▸ **TASK DIRECTIONS**
Copy every line of the material below word for word.

···

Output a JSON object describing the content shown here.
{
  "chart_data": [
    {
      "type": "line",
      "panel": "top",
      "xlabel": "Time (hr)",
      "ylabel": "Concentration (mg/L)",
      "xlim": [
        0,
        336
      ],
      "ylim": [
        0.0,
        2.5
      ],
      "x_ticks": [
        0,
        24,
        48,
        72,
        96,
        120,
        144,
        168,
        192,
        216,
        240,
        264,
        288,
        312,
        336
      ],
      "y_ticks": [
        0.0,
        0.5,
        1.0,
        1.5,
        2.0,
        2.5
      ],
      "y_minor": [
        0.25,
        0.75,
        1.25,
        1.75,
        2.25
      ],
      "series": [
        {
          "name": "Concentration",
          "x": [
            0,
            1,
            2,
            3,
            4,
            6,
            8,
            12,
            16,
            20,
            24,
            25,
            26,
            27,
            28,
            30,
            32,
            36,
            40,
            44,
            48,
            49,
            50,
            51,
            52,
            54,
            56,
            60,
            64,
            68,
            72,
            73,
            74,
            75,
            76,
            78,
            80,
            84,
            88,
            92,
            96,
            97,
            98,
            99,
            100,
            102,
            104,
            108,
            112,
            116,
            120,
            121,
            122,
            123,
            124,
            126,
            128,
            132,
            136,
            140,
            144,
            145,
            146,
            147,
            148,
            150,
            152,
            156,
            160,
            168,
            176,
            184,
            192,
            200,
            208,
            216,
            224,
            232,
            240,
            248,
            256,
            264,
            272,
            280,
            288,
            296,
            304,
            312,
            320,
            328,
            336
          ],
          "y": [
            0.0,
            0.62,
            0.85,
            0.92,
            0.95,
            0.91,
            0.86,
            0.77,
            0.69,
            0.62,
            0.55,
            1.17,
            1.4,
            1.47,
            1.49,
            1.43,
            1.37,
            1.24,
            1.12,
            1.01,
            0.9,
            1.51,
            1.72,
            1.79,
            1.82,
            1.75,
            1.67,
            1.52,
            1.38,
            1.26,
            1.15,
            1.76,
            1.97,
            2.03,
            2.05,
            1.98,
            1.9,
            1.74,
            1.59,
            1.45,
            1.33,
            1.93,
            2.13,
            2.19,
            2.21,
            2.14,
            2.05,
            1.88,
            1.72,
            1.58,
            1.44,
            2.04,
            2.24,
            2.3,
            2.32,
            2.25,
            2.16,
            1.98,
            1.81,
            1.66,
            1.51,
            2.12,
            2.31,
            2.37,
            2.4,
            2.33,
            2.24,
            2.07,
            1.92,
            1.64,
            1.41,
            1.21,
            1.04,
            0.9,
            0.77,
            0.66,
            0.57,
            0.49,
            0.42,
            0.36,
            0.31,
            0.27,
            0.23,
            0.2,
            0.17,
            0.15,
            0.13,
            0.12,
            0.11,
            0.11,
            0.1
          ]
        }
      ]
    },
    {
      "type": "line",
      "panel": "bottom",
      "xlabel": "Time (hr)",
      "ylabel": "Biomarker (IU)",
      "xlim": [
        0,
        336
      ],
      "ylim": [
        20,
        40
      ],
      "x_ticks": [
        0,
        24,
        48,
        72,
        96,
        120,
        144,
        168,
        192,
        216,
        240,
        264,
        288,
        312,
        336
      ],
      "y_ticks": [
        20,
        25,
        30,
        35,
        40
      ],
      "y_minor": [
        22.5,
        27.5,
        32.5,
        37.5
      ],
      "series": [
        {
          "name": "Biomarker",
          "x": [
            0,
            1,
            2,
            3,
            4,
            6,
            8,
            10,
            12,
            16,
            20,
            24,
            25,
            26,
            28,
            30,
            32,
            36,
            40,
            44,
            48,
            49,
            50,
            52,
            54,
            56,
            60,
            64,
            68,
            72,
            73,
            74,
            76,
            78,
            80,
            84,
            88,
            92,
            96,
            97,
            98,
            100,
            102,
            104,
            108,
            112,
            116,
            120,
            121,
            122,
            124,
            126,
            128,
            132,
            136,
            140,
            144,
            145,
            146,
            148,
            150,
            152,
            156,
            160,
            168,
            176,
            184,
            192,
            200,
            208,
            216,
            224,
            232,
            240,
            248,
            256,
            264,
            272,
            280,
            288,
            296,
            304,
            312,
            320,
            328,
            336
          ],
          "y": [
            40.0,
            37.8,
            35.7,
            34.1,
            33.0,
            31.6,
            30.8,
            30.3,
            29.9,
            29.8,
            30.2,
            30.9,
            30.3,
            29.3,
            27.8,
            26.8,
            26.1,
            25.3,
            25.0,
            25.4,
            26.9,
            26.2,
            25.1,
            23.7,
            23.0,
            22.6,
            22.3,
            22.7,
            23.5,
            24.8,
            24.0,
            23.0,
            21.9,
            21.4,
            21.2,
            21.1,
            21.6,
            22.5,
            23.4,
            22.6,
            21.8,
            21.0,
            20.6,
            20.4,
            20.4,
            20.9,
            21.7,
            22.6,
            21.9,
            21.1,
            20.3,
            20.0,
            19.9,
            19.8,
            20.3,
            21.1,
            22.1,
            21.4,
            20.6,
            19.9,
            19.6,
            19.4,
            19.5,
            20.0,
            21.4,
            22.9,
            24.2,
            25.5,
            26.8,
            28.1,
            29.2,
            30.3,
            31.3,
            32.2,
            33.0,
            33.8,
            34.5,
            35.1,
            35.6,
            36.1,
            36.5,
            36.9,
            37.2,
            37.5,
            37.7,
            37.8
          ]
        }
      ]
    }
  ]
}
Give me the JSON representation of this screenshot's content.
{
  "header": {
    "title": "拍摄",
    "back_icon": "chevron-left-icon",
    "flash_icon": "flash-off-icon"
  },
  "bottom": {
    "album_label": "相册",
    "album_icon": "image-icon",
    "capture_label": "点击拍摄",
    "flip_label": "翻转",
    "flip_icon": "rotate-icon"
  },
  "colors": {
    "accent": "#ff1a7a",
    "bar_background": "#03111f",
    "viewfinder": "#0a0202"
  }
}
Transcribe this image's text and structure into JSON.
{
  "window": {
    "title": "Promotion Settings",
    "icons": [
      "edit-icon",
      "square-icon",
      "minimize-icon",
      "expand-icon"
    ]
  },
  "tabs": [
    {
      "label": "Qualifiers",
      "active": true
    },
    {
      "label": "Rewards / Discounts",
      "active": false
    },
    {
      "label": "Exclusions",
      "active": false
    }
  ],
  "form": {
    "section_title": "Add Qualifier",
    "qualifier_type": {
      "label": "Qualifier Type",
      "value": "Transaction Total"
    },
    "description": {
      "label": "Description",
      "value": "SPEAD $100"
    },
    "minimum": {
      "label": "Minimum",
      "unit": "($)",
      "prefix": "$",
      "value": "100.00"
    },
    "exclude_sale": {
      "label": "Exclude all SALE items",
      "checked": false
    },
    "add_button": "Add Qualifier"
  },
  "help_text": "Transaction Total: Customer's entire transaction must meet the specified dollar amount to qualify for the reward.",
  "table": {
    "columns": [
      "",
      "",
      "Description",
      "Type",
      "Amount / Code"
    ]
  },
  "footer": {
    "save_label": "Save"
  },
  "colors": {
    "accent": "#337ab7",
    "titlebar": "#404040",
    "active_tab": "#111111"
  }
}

···

▸ **OUTPUT OF THE EXERCISE**
Output a JSON object describing the content shown here.
{
  "chart_data": [
    {
      "type": "line",
      "panel": "top",
      "xlabel": "Time (hr)",
      "ylabel": "Concentration (mg/L)",
      "xlim": [
        0,
        336
      ],
      "ylim": [
        0.0,
        2.5
      ],
      "x_ticks": [
        0,
        24,
        48,
        72,
        96,
        120,
        144,
        168,
        192,
        216,
        240,
        264,
        288,
        312,
        336
      ],
      "y_ticks": [
        0.0,
        0.5,
        1.0,
        1.5,
        2.0,
        2.5
      ],
      "y_minor": [
        0.25,
        0.75,
        1.25,
        1.75,
        2.25
      ],
      "series": [
        {
          "name": "Concentration",
          "x": [
            0,
            1,
            2,
            3,
            4,
            6,
            8,
            12,
            16,
            20,
            24,
            25,
            26,
            27,
            28,
            30,
            32,
            36,
            40,
            44,
            48,
            49,
            50,
            51,
            52,
            54,
            56,
            60,
            64,
            68,
            72,
            73,
            74,
            75,
            76,
            78,
            80,
            84,
            88,
            92,
            96,
            97,
            98,
            99,
            100,
            102,
            104,
            108,
            112,
            116,
            120,
            121,
            122,
            123,
            124,
            126,
            128,
            132,
            136,
            140,
            144,
            145,
            146,
            147,
            148,
            150,
            152,
            156,
            160,
            168,
            176,
            184,
            192,
            200,
            208,
            216,
            224,
            232,
            240,
            248,
            256,
            264,
            272,
            280,
            288,
            296,
            304,
            312,
            320,
            328,
            336
          ],
          "y": [
            0.0,
            0.62,
            0.85,
            0.92,
            0.95,
            0.91,
            0.86,
            0.77,
            0.69,
            0.62,
            0.55,
            1.17,
            1.4,
            1.47,
            1.49,
            1.43,
            1.37,
            1.24,
            1.12,
            1.01,
            0.9,
            1.51,
            1.72,
            1.79,
            1.82,
            1.75,
            1.67,
            1.52,
            1.38,
            1.26,
            1.15,
            1.76,
            1.97,
            2.03,
            2.05,
            1.98,
            1.9,
            1.74,
            1.59,
            1.45,
            1.33,
            1.93,
            2.13,
            2.19,
            2.21,
            2.14,
            2.05,
            1.88,
            1.72,
            1.58,
            1.44,
            2.04,
            2.24,
            2.3,
            2.32,
            2.25,
            2.16,
            1.98,
            1.81,
            1.66,
            1.51,
            2.12,
            2.31,
            2.37,
            2.4,
            2.33,
            2.24,
            2.07,
            1.92,
            1.64,
            1.41,
            1.21,
            1.04,
            0.9,
            0.77,
            0.66,
            0.57,
            0.49,
            0.42,
            0.36,
            0.31,
            0.27,
            0.23,
            0.2,
            0.17,
            0.15,
            0.13,
            0.12,
            0.11,
            0.11,
            0.1
          ]
        }
      ]
    },
    {
      "type": "line",
      "panel": "bottom",
      "xlabel": "Time (hr)",
      "ylabel": "Biomarker (IU)",
      "xlim": [
        0,
        336
      ],
      "ylim": [
        20,
        40
      ],
      "x_ticks": [
        0,
        24,
        48,
        72,
        96,
        120,
        144,
        168,
        192,
        216,
        240,
        264,
        288,
        312,
        336
      ],
      "y_ticks": [
        20,
        25,
        30,
        35,
        40
      ],
      "y_minor": [
        22.5,
        27.5,
        32.5,
        37.5
      ],
      "series": [
        {
          "name": "Biomarker",
          "x": [
            0,
            1,
            2,
            3,
            4,
            6,
            8,
            10,
            12,
            16,
            20,
            24,
            25,
            26,
            28,
            30,
            32,
            36,
            40,
            44,
            48,
            49,
            50,
            52,
            54,
            56,
            60,
            64,
            68,
            72,
            73,
            74,
            76,
            78,
            80,
            84,
            88,
            92,
            96,
            97,
            98,
            100,
            102,
            104,
            108,
            112,
            116,
            120,
            121,
            122,
            124,
            126,
            128,
            132,
            136,
            140,
            144,
            145,
            146,
            148,
            150,
            152,
            156,
            160,
            168,
            176,
            184,
            192,
            200,
            208,
            216,
            224,
            232,
            240,
            248,
            256,
            264,
            272,
            280,
            288,
            296,
            304,
            312,
            320,
            328,
            336
          ],
          "y": [
            40.0,
            37.8,
            35.7,
            34.1,
            33.0,
            31.6,
            30.8,
            30.3,
            29.9,
            29.8,
            30.2,
            30.9,
            30.3,
            29.3,
            27.8,
            26.8,
            26.1,
            25.3,
            25.0,
            25.4,
            26.9,
            26.2,
            25.1,
            23.7,
            23.0,
            22.6,
            22.3,
            22.7,
            23.5,
            24.8,
            24.0,
            23.0,
            21.9,
            21.4,
            21.2,
            21.1,
            21.6,
            22.5,
            23.4,
            22.6,
            21.8,
            21.0,
            20.6,
            20.4,
            20.4,
            20.9,
            21.7,
            22.6,
            21.9,
            21.1,
            20.3,
            20.0,
            19.9,
            19.8,
            20.3,
            21.1,
            22.1,
            21.4,
            20.6,
            19.9,
            19.6,
            19.4,
            19.5,
            20.0,
            21.4,
            22.9,
            24.2,
            25.5,
            26.8,
            28.1,
            29.2,
            30.3,
            31.3,
            32.2,
            33.0,
            33.8,
            34.5,
            35.1,
            35.6,
            36.1,
            36.5,
            36.9,
            37.2,
            37.5,
            37.7,
            37.8
          ]
        }
      ]
    }
  ]
}
Give me the JSON representation of this screenshot's content.
{
  "header": {
    "title": "拍摄",
    "back_icon": "chevron-left-icon",
    "flash_icon": "flash-off-icon"
  },
  "bottom": {
    "album_label": "相册",
    "album_icon": "image-icon",
    "capture_label": "点击拍摄",
    "flip_label": "翻转",
    "flip_icon": "rotate-icon"
  },
  "colors": {
    "accent": "#ff1a7a",
    "bar_background": "#03111f",
    "viewfinder": "#0a0202"
  }
}
Transcribe this image's text and structure into JSON.
{
  "window": {
    "title": "Promotion Settings",
    "icons": [
      "edit-icon",
      "square-icon",
      "minimize-icon",
      "expand-icon"
    ]
  },
  "tabs": [
    {
      "label": "Qualifiers",
      "active": true
    },
    {
      "label": "Rewards / Discounts",
      "active": false
    },
    {
      "label": "Exclusions",
      "active": false
    }
  ],
  "form": {
    "section_title": "Add Qualifier",
    "qualifier_type": {
      "label": "Qualifier Type",
      "value": "Transaction Total"
    },
    "description": {
      "label": "Description",
      "value": "SPEAD $100"
    },
    "minimum": {
      "label": "Minimum",
      "unit": "($)",
      "prefix": "$",
      "value": "100.00"
    },
    "exclude_sale": {
      "label": "Exclude all SALE items",
      "checked": false
    },
    "add_button": "Add Qualifier"
  },
  "help_text": "Transaction Total: Customer's entire transaction must meet the specified dollar amount to qualify for the reward.",
  "table": {
    "columns": [
      "",
      "",
      "Description",
      "Type",
      "Amount / Code"
    ]
  },
  "footer": {
    "save_label": "Save"
  },
  "colors": {
    "accent": "#337ab7",
    "titlebar": "#404040",
    "active_tab": "#111111"
  }
}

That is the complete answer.